Tally how many lines include "террас". The number is the whole answer.

▶ [Entries supplied]:
+ + + +

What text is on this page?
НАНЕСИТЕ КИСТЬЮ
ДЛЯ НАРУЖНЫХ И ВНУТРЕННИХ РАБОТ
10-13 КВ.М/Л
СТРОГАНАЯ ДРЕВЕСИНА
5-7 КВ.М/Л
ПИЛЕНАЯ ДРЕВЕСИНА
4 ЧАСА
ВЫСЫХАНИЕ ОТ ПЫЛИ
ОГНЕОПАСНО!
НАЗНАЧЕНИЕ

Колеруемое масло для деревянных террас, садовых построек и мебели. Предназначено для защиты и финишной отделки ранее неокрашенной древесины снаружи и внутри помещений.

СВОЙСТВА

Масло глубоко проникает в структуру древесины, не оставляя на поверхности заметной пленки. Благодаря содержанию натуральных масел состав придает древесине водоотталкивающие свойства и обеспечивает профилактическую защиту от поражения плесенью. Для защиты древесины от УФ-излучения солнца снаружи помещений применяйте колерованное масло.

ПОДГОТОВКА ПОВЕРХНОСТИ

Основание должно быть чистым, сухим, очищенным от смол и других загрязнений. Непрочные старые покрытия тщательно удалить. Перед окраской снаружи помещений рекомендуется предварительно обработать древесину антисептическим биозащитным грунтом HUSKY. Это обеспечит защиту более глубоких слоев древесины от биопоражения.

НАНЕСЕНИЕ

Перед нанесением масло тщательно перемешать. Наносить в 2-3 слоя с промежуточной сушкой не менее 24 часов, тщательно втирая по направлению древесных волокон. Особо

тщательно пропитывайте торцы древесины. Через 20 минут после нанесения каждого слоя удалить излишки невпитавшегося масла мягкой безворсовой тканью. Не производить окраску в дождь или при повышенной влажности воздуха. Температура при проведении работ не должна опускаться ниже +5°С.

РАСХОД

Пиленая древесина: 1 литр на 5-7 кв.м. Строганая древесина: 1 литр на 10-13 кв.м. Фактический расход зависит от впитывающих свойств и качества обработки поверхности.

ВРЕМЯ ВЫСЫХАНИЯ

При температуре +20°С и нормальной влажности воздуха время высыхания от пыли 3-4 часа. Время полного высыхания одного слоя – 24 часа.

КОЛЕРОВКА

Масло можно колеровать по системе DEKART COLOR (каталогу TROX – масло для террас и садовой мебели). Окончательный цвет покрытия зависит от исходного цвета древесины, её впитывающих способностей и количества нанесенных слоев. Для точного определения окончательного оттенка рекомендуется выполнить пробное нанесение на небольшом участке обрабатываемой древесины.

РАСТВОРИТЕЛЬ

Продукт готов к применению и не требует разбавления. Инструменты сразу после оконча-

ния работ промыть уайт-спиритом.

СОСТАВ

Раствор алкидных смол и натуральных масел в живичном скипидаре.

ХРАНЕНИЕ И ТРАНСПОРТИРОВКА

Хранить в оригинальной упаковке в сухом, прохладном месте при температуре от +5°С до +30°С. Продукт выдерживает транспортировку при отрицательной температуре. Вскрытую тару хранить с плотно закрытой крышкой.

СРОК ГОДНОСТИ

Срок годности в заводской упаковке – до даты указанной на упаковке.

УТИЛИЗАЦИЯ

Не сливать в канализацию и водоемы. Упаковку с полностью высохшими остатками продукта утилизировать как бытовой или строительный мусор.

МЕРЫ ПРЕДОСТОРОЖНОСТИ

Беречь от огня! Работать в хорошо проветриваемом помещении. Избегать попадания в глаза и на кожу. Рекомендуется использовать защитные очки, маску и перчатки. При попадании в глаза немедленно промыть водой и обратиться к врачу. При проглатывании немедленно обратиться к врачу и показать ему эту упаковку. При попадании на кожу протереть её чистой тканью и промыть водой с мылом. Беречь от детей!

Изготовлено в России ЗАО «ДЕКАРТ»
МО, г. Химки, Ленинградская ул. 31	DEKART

+ + + +

▶ [Problem solution]:
2